# What to work on
Write out all of the data exactly as it appears.

# Provided data
^^^^

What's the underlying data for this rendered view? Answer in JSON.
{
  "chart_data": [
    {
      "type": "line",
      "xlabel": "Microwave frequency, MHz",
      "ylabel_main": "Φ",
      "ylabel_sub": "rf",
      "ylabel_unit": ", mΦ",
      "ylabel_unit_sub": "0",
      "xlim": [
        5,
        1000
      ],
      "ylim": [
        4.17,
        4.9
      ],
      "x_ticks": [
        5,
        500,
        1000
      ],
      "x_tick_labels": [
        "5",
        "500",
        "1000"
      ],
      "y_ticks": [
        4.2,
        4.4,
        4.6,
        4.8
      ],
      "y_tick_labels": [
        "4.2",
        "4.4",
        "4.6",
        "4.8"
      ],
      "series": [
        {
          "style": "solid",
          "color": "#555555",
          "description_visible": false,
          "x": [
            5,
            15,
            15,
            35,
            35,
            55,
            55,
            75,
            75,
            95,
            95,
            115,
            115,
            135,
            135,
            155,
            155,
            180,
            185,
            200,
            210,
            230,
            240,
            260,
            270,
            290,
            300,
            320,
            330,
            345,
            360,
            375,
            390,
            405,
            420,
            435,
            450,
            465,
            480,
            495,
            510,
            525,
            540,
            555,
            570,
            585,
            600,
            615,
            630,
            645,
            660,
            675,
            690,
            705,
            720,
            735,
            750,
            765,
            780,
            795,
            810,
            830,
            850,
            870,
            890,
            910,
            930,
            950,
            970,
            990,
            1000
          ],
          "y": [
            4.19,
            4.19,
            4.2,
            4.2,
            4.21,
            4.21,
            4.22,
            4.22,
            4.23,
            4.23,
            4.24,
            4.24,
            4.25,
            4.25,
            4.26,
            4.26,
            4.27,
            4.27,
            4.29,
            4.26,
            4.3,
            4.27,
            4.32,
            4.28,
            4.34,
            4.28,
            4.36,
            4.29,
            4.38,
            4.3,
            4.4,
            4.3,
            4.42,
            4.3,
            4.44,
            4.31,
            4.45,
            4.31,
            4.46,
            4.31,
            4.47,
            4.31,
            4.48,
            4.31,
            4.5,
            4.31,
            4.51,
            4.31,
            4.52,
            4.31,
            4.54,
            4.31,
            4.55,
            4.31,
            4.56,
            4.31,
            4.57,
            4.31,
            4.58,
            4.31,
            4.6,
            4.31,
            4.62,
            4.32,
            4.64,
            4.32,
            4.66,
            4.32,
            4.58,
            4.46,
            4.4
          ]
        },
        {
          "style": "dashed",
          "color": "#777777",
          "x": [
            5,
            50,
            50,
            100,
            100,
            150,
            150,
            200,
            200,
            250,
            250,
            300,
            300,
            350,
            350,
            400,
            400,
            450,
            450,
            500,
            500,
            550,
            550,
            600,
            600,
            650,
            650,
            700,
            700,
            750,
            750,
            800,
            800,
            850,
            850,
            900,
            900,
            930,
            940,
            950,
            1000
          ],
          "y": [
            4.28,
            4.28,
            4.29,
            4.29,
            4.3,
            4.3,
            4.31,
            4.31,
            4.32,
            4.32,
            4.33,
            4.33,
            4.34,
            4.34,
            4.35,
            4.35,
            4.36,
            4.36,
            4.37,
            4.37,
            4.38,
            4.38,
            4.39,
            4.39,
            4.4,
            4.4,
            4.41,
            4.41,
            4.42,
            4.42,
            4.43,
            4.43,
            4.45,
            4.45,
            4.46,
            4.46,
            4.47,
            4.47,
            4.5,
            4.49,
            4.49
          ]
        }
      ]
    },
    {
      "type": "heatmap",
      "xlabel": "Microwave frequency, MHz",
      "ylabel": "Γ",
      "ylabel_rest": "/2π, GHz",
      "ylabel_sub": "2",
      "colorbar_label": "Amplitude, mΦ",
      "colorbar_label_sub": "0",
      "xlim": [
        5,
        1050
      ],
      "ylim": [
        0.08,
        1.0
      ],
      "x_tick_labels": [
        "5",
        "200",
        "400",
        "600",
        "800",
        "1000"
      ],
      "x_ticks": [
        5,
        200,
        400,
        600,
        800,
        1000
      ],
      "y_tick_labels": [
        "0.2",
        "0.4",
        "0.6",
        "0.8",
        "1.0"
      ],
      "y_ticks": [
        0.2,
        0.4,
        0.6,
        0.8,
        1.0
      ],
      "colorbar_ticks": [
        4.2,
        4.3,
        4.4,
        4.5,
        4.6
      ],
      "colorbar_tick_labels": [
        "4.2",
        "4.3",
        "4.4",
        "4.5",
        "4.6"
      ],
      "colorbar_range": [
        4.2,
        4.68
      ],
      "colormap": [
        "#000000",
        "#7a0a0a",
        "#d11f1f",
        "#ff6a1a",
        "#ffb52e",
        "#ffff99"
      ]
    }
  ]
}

^^^^

# Exercise answer
What's the underlying data for this rendered view? Answer in JSON.
{
  "chart_data": [
    {
      "type": "line",
      "xlabel": "Microwave frequency, MHz",
      "ylabel_main": "Φ",
      "ylabel_sub": "rf",
      "ylabel_unit": ", mΦ",
      "ylabel_unit_sub": "0",
      "xlim": [
        5,
        1000
      ],
      "ylim": [
        4.17,
        4.9
      ],
      "x_ticks": [
        5,
        500,
        1000
      ],
      "x_tick_labels": [
        "5",
        "500",
        "1000"
      ],
      "y_ticks": [
        4.2,
        4.4,
        4.6,
        4.8
      ],
      "y_tick_labels": [
        "4.2",
        "4.4",
        "4.6",
        "4.8"
      ],
      "series": [
        {
          "style": "solid",
          "color": "#555555",
          "description_visible": false,
          "x": [
            5,
            15,
            15,
            35,
            35,
            55,
            55,
            75,
            75,
            95,
            95,
            115,
            115,
            135,
            135,
            155,
            155,
            180,
            185,
            200,
            210,
            230,
            240,
            260,
            270,
            290,
            300,
            320,
            330,
            345,
            360,
            375,
            390,
            405,
            420,
            435,
            450,
            465,
            480,
            495,
            510,
            525,
            540,
            555,
            570,
            585,
            600,
            615,
            630,
            645,
            660,
            675,
            690,
            705,
            720,
            735,
            750,
            765,
            780,
            795,
            810,
            830,
            850,
            870,
            890,
            910,
            930,
            950,
            970,
            990,
            1000
          ],
          "y": [
            4.19,
            4.19,
            4.2,
            4.2,
            4.21,
            4.21,
            4.22,
            4.22,
            4.23,
            4.23,
            4.24,
            4.24,
            4.25,
            4.25,
            4.26,
            4.26,
            4.27,
            4.27,
            4.29,
            4.26,
            4.3,
            4.27,
            4.32,
            4.28,
            4.34,
            4.28,
            4.36,
            4.29,
            4.38,
            4.3,
            4.4,
            4.3,
            4.42,
            4.3,
            4.44,
            4.31,
            4.45,
            4.31,
            4.46,
            4.31,
            4.47,
            4.31,
            4.48,
            4.31,
            4.5,
            4.31,
            4.51,
            4.31,
            4.52,
            4.31,
            4.54,
            4.31,
            4.55,
            4.31,
            4.56,
            4.31,
            4.57,
            4.31,
            4.58,
            4.31,
            4.6,
            4.31,
            4.62,
            4.32,
            4.64,
            4.32,
            4.66,
            4.32,
            4.58,
            4.46,
            4.4
          ]
        },
        {
          "style": "dashed",
          "color": "#777777",
          "x": [
            5,
            50,
            50,
            100,
            100,
            150,
            150,
            200,
            200,
            250,
            250,
            300,
            300,
            350,
            350,
            400,
            400,
            450,
            450,
            500,
            500,
            550,
            550,
            600,
            600,
            650,
            650,
            700,
            700,
            750,
            750,
            800,
            800,
            850,
            850,
            900,
            900,
            930,
            940,
            950,
            1000
          ],
          "y": [
            4.28,
            4.28,
            4.29,
            4.29,
            4.3,
            4.3,
            4.31,
            4.31,
            4.32,
            4.32,
            4.33,
            4.33,
            4.34,
            4.34,
            4.35,
            4.35,
            4.36,
            4.36,
            4.37,
            4.37,
            4.38,
            4.38,
            4.39,
            4.39,
            4.4,
            4.4,
            4.41,
            4.41,
            4.42,
            4.42,
            4.43,
            4.43,
            4.45,
            4.45,
            4.46,
            4.46,
            4.47,
            4.47,
            4.5,
            4.49,
            4.49
          ]
        }
      ]
    },
    {
      "type": "heatmap",
      "xlabel": "Microwave frequency, MHz",
      "ylabel": "Γ",
      "ylabel_rest": "/2π, GHz",
      "ylabel_sub": "2",
      "colorbar_label": "Amplitude, mΦ",
      "colorbar_label_sub": "0",
      "xlim": [
        5,
        1050
      ],
      "ylim": [
        0.08,
        1.0
      ],
      "x_tick_labels": [
        "5",
        "200",
        "400",
        "600",
        "800",
        "1000"
      ],
      "x_ticks": [
        5,
        200,
        400,
        600,
        800,
        1000
      ],
      "y_tick_labels": [
        "0.2",
        "0.4",
        "0.6",
        "0.8",
        "1.0"
      ],
      "y_ticks": [
        0.2,
        0.4,
        0.6,
        0.8,
        1.0
      ],
      "colorbar_ticks": [
        4.2,
        4.3,
        4.4,
        4.5,
        4.6
      ],
      "colorbar_tick_labels": [
        "4.2",
        "4.3",
        "4.4",
        "4.5",
        "4.6"
      ],
      "colorbar_range": [
        4.2,
        4.68
      ],
      "colormap": [
        "#000000",
        "#7a0a0a",
        "#d11f1f",
        "#ff6a1a",
        "#ffb52e",
        "#ffff99"
      ]
    }
  ]
}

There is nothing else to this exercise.